» Stored data:
####################
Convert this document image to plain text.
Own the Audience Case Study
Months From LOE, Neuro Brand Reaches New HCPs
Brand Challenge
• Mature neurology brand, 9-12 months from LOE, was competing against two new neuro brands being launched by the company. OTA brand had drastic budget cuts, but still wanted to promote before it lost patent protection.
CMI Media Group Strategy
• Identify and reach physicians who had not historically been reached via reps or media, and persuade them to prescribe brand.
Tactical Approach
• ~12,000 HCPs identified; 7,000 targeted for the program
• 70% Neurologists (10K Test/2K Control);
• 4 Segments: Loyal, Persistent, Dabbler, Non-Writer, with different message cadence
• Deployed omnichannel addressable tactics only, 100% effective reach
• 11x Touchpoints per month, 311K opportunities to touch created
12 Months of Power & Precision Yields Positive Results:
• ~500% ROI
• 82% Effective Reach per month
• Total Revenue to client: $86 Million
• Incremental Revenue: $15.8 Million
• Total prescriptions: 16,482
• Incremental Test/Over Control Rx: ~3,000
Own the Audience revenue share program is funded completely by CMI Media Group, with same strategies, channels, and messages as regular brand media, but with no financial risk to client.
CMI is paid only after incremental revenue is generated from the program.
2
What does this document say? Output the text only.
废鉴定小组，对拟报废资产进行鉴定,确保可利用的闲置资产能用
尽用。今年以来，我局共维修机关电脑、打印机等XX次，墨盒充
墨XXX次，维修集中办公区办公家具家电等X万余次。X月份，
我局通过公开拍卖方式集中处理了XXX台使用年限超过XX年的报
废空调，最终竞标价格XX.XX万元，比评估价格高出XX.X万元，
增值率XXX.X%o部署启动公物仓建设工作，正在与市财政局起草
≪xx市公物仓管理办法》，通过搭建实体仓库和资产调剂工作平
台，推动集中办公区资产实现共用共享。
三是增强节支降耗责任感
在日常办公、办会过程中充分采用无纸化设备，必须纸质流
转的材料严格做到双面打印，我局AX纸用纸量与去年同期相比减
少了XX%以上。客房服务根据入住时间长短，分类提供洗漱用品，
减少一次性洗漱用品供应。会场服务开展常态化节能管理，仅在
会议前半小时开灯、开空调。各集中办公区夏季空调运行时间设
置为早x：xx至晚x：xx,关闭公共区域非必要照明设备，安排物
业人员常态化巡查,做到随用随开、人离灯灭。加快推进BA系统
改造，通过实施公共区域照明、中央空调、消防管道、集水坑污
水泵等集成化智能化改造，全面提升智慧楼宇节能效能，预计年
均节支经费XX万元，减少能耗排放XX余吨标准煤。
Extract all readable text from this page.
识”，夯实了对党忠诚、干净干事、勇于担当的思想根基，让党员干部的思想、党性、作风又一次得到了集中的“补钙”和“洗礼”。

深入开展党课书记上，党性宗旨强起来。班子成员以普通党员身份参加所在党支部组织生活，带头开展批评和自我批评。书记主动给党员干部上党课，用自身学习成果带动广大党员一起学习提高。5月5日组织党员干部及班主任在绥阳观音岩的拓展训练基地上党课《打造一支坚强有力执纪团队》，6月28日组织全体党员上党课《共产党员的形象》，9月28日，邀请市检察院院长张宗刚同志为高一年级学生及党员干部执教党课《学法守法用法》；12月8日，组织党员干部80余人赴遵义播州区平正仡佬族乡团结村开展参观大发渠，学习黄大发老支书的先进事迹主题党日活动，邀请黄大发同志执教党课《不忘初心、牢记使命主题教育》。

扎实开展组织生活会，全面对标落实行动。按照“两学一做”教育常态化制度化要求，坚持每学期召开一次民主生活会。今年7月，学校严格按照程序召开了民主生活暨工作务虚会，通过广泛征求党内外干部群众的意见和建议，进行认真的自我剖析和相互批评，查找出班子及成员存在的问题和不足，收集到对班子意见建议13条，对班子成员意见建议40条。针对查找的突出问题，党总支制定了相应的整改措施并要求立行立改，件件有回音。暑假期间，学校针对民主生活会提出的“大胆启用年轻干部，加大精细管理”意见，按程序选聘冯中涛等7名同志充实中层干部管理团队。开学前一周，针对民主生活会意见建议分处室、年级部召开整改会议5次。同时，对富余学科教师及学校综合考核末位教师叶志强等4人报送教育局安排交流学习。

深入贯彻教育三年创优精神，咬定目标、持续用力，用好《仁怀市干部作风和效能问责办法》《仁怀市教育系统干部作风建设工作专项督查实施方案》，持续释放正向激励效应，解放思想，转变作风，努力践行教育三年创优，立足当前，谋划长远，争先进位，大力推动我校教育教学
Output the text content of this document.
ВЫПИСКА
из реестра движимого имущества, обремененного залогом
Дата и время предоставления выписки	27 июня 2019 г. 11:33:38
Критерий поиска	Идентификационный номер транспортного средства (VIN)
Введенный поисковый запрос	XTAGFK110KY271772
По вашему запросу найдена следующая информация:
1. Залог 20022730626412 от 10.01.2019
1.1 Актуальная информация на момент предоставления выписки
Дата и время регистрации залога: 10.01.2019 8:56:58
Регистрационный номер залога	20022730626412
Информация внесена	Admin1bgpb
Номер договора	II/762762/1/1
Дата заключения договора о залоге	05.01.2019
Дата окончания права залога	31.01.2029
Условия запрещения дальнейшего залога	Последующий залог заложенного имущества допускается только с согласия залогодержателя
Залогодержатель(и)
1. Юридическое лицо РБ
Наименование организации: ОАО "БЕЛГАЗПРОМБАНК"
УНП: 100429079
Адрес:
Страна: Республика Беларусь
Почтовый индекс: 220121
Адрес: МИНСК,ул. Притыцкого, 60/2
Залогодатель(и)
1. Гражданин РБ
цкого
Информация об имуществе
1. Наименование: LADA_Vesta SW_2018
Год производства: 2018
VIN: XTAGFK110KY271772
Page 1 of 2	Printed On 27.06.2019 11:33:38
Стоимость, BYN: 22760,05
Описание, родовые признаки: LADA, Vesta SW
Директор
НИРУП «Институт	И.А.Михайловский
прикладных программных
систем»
####################
» What the task requires: Exactly as they are written, print the entries again.

» Task answer:
Convert this document image to plain text.
Own the Audience Case Study
Months From LOE, Neuro Brand Reaches New HCPs
Brand Challenge
• Mature neurology brand, 9-12 months from LOE, was competing against two new neuro brands being launched by the company. OTA brand had drastic budget cuts, but still wanted to promote before it lost patent protection.
CMI Media Group Strategy
• Identify and reach physicians who had not historically been reached via reps or media, and persuade them to prescribe brand.
Tactical Approach
• ~12,000 HCPs identified; 7,000 targeted for the program
• 70% Neurologists (10K Test/2K Control);
• 4 Segments: Loyal, Persistent, Dabbler, Non-Writer, with different message cadence
• Deployed omnichannel addressable tactics only, 100% effective reach
• 11x Touchpoints per month, 311K opportunities to touch created
12 Months of Power & Precision Yields Positive Results:
• ~500% ROI
• 82% Effective Reach per month
• Total Revenue to client: $86 Million
• Incremental Revenue: $15.8 Million
• Total prescriptions: 16,482
• Incremental Test/Over Control Rx: ~3,000
Own the Audience revenue share program is funded completely by CMI Media Group, with same strategies, channels, and messages as regular brand media, but with no financial risk to client.
CMI is paid only after incremental revenue is generated from the program.
2
What does this document say? Output the text only.
废鉴定小组，对拟报废资产进行鉴定,确保可利用的闲置资产能用
尽用。今年以来，我局共维修机关电脑、打印机等XX次，墨盒充
墨XXX次，维修集中办公区办公家具家电等X万余次。X月份，
我局通过公开拍卖方式集中处理了XXX台使用年限超过XX年的报
废空调，最终竞标价格XX.XX万元，比评估价格高出XX.X万元，
增值率XXX.X%o部署启动公物仓建设工作，正在与市财政局起草
≪xx市公物仓管理办法》，通过搭建实体仓库和资产调剂工作平
台，推动集中办公区资产实现共用共享。
三是增强节支降耗责任感
在日常办公、办会过程中充分采用无纸化设备，必须纸质流
转的材料严格做到双面打印，我局AX纸用纸量与去年同期相比减
少了XX%以上。客房服务根据入住时间长短，分类提供洗漱用品，
减少一次性洗漱用品供应。会场服务开展常态化节能管理，仅在
会议前半小时开灯、开空调。各集中办公区夏季空调运行时间设
置为早x：xx至晚x：xx,关闭公共区域非必要照明设备，安排物
业人员常态化巡查,做到随用随开、人离灯灭。加快推进BA系统
改造，通过实施公共区域照明、中央空调、消防管道、集水坑污
水泵等集成化智能化改造，全面提升智慧楼宇节能效能，预计年
均节支经费XX万元，减少能耗排放XX余吨标准煤。
Extract all readable text from this page.
识”，夯实了对党忠诚、干净干事、勇于担当的思想根基，让党员干部的思想、党性、作风又一次得到了集中的“补钙”和“洗礼”。

深入开展党课书记上，党性宗旨强起来。班子成员以普通党员身份参加所在党支部组织生活，带头开展批评和自我批评。书记主动给党员干部上党课，用自身学习成果带动广大党员一起学习提高。5月5日组织党员干部及班主任在绥阳观音岩的拓展训练基地上党课《打造一支坚强有力执纪团队》，6月28日组织全体党员上党课《共产党员的形象》，9月28日，邀请市检察院院长张宗刚同志为高一年级学生及党员干部执教党课《学法守法用法》；12月8日，组织党员干部80余人赴遵义播州区平正仡佬族乡团结村开展参观大发渠，学习黄大发老支书的先进事迹主题党日活动，邀请黄大发同志执教党课《不忘初心、牢记使命主题教育》。

扎实开展组织生活会，全面对标落实行动。按照“两学一做”教育常态化制度化要求，坚持每学期召开一次民主生活会。今年7月，学校严格按照程序召开了民主生活暨工作务虚会，通过广泛征求党内外干部群众的意见和建议，进行认真的自我剖析和相互批评，查找出班子及成员存在的问题和不足，收集到对班子意见建议13条，对班子成员意见建议40条。针对查找的突出问题，党总支制定了相应的整改措施并要求立行立改，件件有回音。暑假期间，学校针对民主生活会提出的“大胆启用年轻干部，加大精细管理”意见，按程序选聘冯中涛等7名同志充实中层干部管理团队。开学前一周，针对民主生活会意见建议分处室、年级部召开整改会议5次。同时，对富余学科教师及学校综合考核末位教师叶志强等4人报送教育局安排交流学习。

深入贯彻教育三年创优精神，咬定目标、持续用力，用好《仁怀市干部作风和效能问责办法》《仁怀市教育系统干部作风建设工作专项督查实施方案》，持续释放正向激励效应，解放思想，转变作风，努力践行教育三年创优，立足当前，谋划长远，争先进位，大力推动我校教育教学
Output the text content of this document.
ВЫПИСКА
из реестра движимого имущества, обремененного залогом
Дата и время предоставления выписки	27 июня 2019 г. 11:33:38
Критерий поиска	Идентификационный номер транспортного средства (VIN)
Введенный поисковый запрос	XTAGFK110KY271772
По вашему запросу найдена следующая информация:
1. Залог 20022730626412 от 10.01.2019
1.1 Актуальная информация на момент предоставления выписки
Дата и время регистрации залога: 10.01.2019 8:56:58
Регистрационный номер залога	20022730626412
Информация внесена	Admin1bgpb
Номер договора	II/762762/1/1
Дата заключения договора о залоге	05.01.2019
Дата окончания права залога	31.01.2029
Условия запрещения дальнейшего залога	Последующий залог заложенного имущества допускается только с согласия залогодержателя
Залогодержатель(и)
1. Юридическое лицо РБ
Наименование организации: ОАО "БЕЛГАЗПРОМБАНК"
УНП: 100429079
Адрес:
Страна: Республика Беларусь
Почтовый индекс: 220121
Адрес: МИНСК,ул. Притыцкого, 60/2
Залогодатель(и)
1. Гражданин РБ
цкого
Информация об имуществе
1. Наименование: LADA_Vesta SW_2018
Год производства: 2018
VIN: XTAGFK110KY271772
Page 1 of 2	Printed On 27.06.2019 11:33:38
Стоимость, BYN: 22760,05
Описание, родовые признаки: LADA, Vesta SW
Директор
НИРУП «Институт	И.А.Михайловский
прикладных программных
систем»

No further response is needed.